• _SHORT TASK_
Count the lines below that contain the word "فقال". Give only the number.

• _PROVIDED DATA_

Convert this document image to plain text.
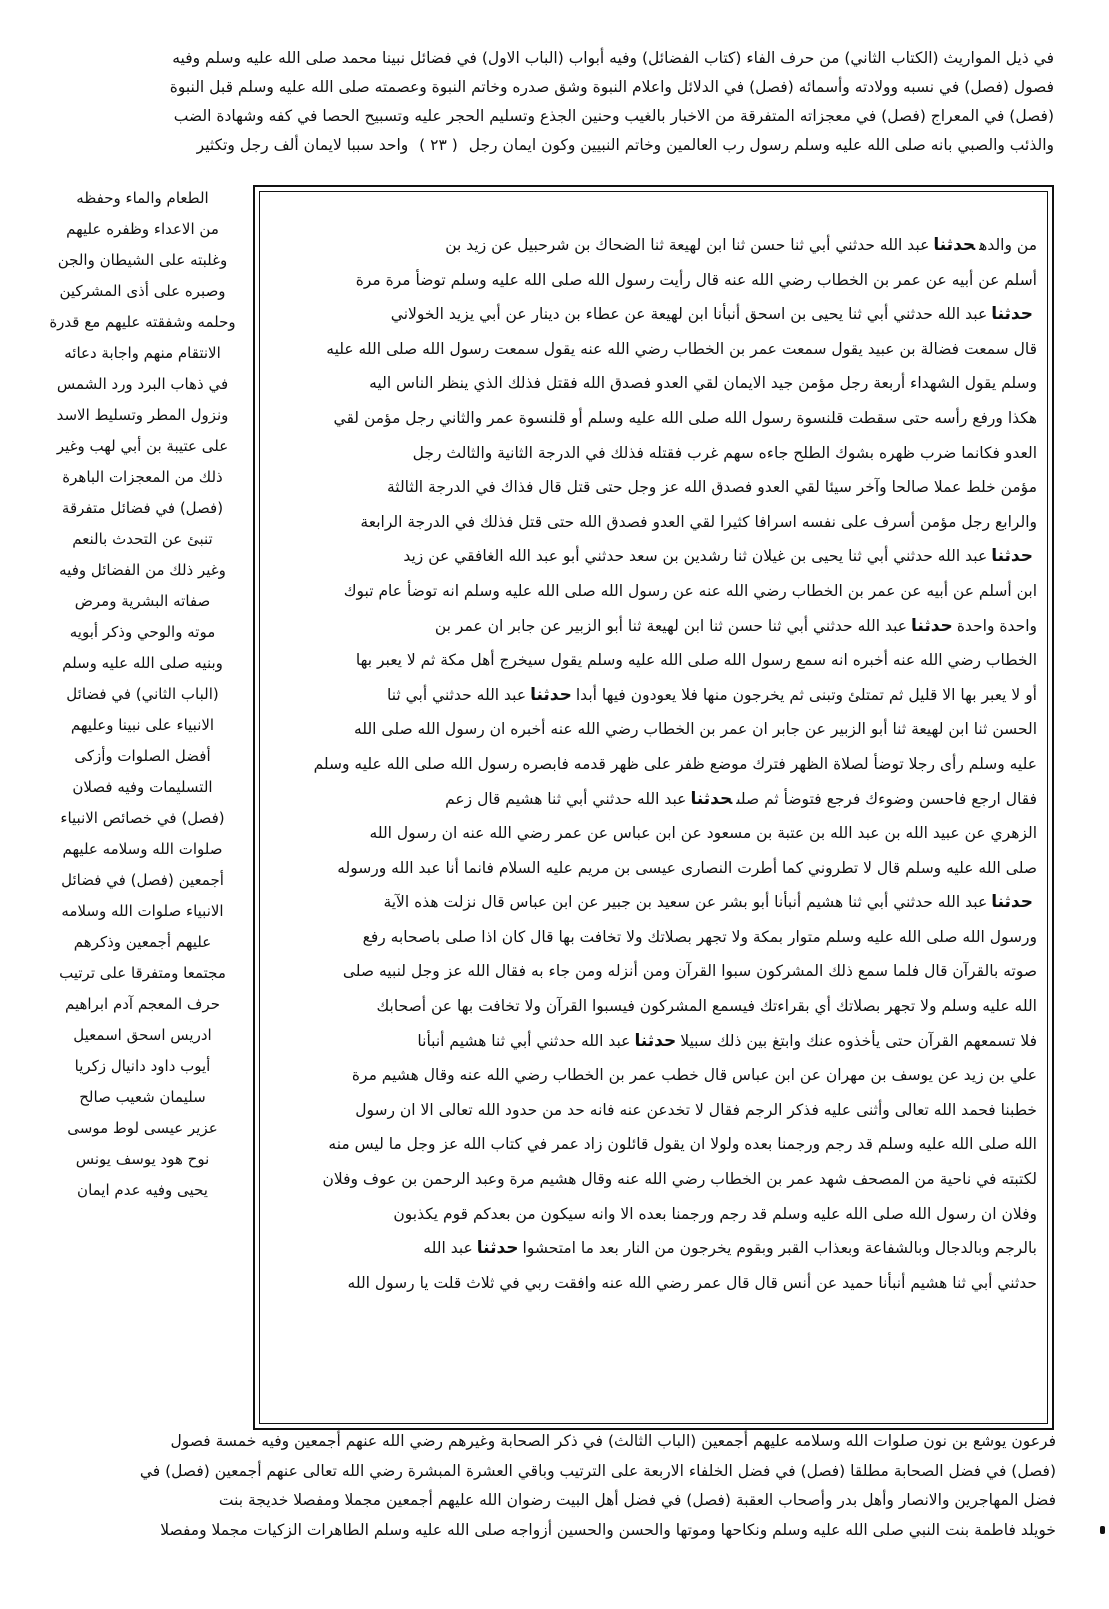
في ذيل المواريث (الكتاب الثاني) من حرف الفاء (كتاب الفضائل) وفيه أبواب (الباب الاول) في فضائل نبينا محمد صلى الله عليه وسلم وفيه
فصول (فصل) في نسبه وولادته وأسمائه (فصل) في الدلائل واعلام النبوة وشق صدره وخاتم النبوة وعصمته صلى الله عليه وسلم قبل النبوة
(فصل) في المعراج (فصل) في معجزاته المتفرقة من الاخبار بالغيب وحنين الجذع وتسليم الحجر عليه وتسبيح الحصا في كفه وشهادة الضب
والذئب والصبي بانه صلى الله عليه وسلم رسول رب العالمين وخاتم النبيين وكون ايمان رجل ( ٢٣ ) واحد سببا لايمان ألف رجل وتكثير
من والدهحدثناعبد الله حدثني أبي ثنا حسن ثنا ابن لهيعة ثنا الضحاك بن شرحبيل عن زيد بن
أسلم عن أبيه عن عمر بن الخطاب رضي الله عنه قال رأيت رسول الله صلى الله عليه وسلم توضأ مرة مرة
حدثناعبد الله حدثني أبي ثنا يحيى بن اسحق أنبأنا ابن لهيعة عن عطاء بن دينار عن أبي يزيد الخولاني
قال سمعت فضالة بن عبيد يقول سمعت عمر بن الخطاب رضي الله عنه يقول سمعت رسول الله صلى الله عليه
وسلم يقول الشهداء أربعة رجل مؤمن جيد الايمان لقي العدو فصدق الله فقتل فذلك الذي ينظر الناس اليه
هكذا ورفع رأسه حتى سقطت قلنسوة رسول الله صلى الله عليه وسلم أو قلنسوة عمر والثاني رجل مؤمن لقي
العدو فكانما ضرب ظهره بشوك الطلح جاءه سهم غرب فقتله فذلك في الدرجة الثانية والثالث رجل
مؤمن خلط عملا صالحا وآخر سيئا لقي العدو فصدق الله عز وجل حتى قتل قال فذاك في الدرجة الثالثة
والرابع رجل مؤمن أسرف على نفسه اسرافا كثيرا لقي العدو فصدق الله حتى قتل فذلك في الدرجة الرابعة
حدثناعبد الله حدثني أبي ثنا يحيى بن غيلان ثنا رشدين بن سعد حدثني أبو عبد الله الغافقي عن زيد
ابن أسلم عن أبيه عن عمر بن الخطاب رضي الله عنه عن رسول الله صلى الله عليه وسلم انه توضأ عام تبوك
واحدة واحدةحدثناعبد الله حدثني أبي ثنا حسن ثنا ابن لهيعة ثنا أبو الزبير عن جابر ان عمر بن
الخطاب رضي الله عنه أخبره انه سمع رسول الله صلى الله عليه وسلم يقول سيخرج أهل مكة ثم لا يعبر بها
أو لا يعبر بها الا قليل ثم تمتلئ وتبنى ثم يخرجون منها فلا يعودون فيها أبداحدثناعبد الله حدثني أبي ثنا
الحسن ثنا ابن لهيعة ثنا أبو الزبير عن جابر ان عمر بن الخطاب رضي الله عنه أخبره ان رسول الله صلى الله
عليه وسلم رأى رجلا توضأ لصلاة الظهر فترك موضع ظفر على ظهر قدمه فابصره رسول الله صلى الله عليه وسلم
فقال ارجع فاحسن وضوءك فرجع فتوضأ ثم صلىحدثناعبد الله حدثني أبي ثنا هشيم قال زعم
الزهري عن عبيد الله بن عبد الله بن عتبة بن مسعود عن ابن عباس عن عمر رضي الله عنه ان رسول الله
صلى الله عليه وسلم قال لا تطروني كما أطرت النصارى عيسى بن مريم عليه السلام فانما أنا عبد الله ورسوله
حدثناعبد الله حدثني أبي ثنا هشيم أنبأنا أبو بشر عن سعيد بن جبير عن ابن عباس قال نزلت هذه الآية
ورسول الله صلى الله عليه وسلم متوار بمكة ولا تجهر بصلاتك ولا تخافت بها قال كان اذا صلى باصحابه رفع
صوته بالقرآن قال فلما سمع ذلك المشركون سبوا القرآن ومن أنزله ومن جاء به فقال الله عز وجل لنبيه صلى
الله عليه وسلم ولا تجهر بصلاتك أي بقراءتك فيسمع المشركون فيسبوا القرآن ولا تخافت بها عن أصحابك
فلا تسمعهم القرآن حتى يأخذوه عنك وابتغ بين ذلك سبيلاحدثناعبد الله حدثني أبي ثنا هشيم أنبأنا
علي بن زيد عن يوسف بن مهران عن ابن عباس قال خطب عمر بن الخطاب رضي الله عنه وقال هشيم مرة
خطبنا فحمد الله تعالى وأثنى عليه فذكر الرجم فقال لا تخدعن عنه فانه حد من حدود الله تعالى الا ان رسول
الله صلى الله عليه وسلم قد رجم ورجمنا بعده ولولا ان يقول قائلون زاد عمر في كتاب الله عز وجل ما ليس منه
لكتبته في ناحية من المصحف شهد عمر بن الخطاب رضي الله عنه وقال هشيم مرة وعبد الرحمن بن عوف وفلان
وفلان ان رسول الله صلى الله عليه وسلم قد رجم ورجمنا بعده الا وانه سيكون من بعدكم قوم يكذبون
بالرجم وبالدجال وبالشفاعة وبعذاب القبر وبقوم يخرجون من النار بعد ما امتحشواحدثناعبد الله
حدثني أبي ثنا هشيم أنبأنا حميد عن أنس قال قال عمر رضي الله عنه وافقت ربي في ثلاث قلت يا رسول الله
الطعام والماء وحفظه
من الاعداء وظفره عليهم
وغلبته على الشيطان والجن
وصبره على أذى المشركين
وحلمه وشفقته عليهم مع قدرة
الانتقام منهم واجابة دعائه
في ذهاب البرد ورد الشمس
ونزول المطر وتسليط الاسد
على عتيبة بن أبي لهب وغير
ذلك من المعجزات الباهرة
(فصل) في فضائل متفرقة
تنبئ عن التحدث بالنعم
وغير ذلك من الفضائل وفيه
صفاته البشرية ومرض
موته والوحي وذكر أبويه
وبنيه صلى الله عليه وسلم
(الباب الثاني) في فضائل
الانبياء على نبينا وعليهم
أفضل الصلوات وأزكى
التسليمات وفيه فصلان
(فصل) في خصائص الانبياء
صلوات الله وسلامه عليهم
أجمعين (فصل) في فضائل
الانبياء صلوات الله وسلامه
عليهم أجمعين وذكرهم
مجتمعا ومتفرقا على ترتيب
حرف المعجم آدم ابراهيم
ادريس اسحق اسمعيل
أيوب داود دانيال زكريا
سليمان شعيب صالح
عزير عيسى لوط موسى
نوح هود يوسف يونس
يحيى وفيه عدم ايمان
فرعون يوشع بن نون صلوات الله وسلامه عليهم أجمعين (الباب الثالث) في ذكر الصحابة وغيرهم رضي الله عنهم أجمعين وفيه خمسة فصول
(فصل) في فضل الصحابة مطلقا (فصل) في فضل الخلفاء الاربعة على الترتيب وباقي العشرة المبشرة رضي الله تعالى عنهم أجمعين (فصل) في
فضل المهاجرين والانصار وأهل بدر وأصحاب العقبة (فصل) في فضل أهل البيت رضوان الله عليهم أجمعين مجملا ومفصلا خديجة بنت
خويلد فاطمة بنت النبي صلى الله عليه وسلم ونكاحها وموتها والحسن والحسين أزواجه صلى الله عليه وسلم الطاهرات الزكيات مجملا ومفصلا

• _PROBLEM SOLUTION_
3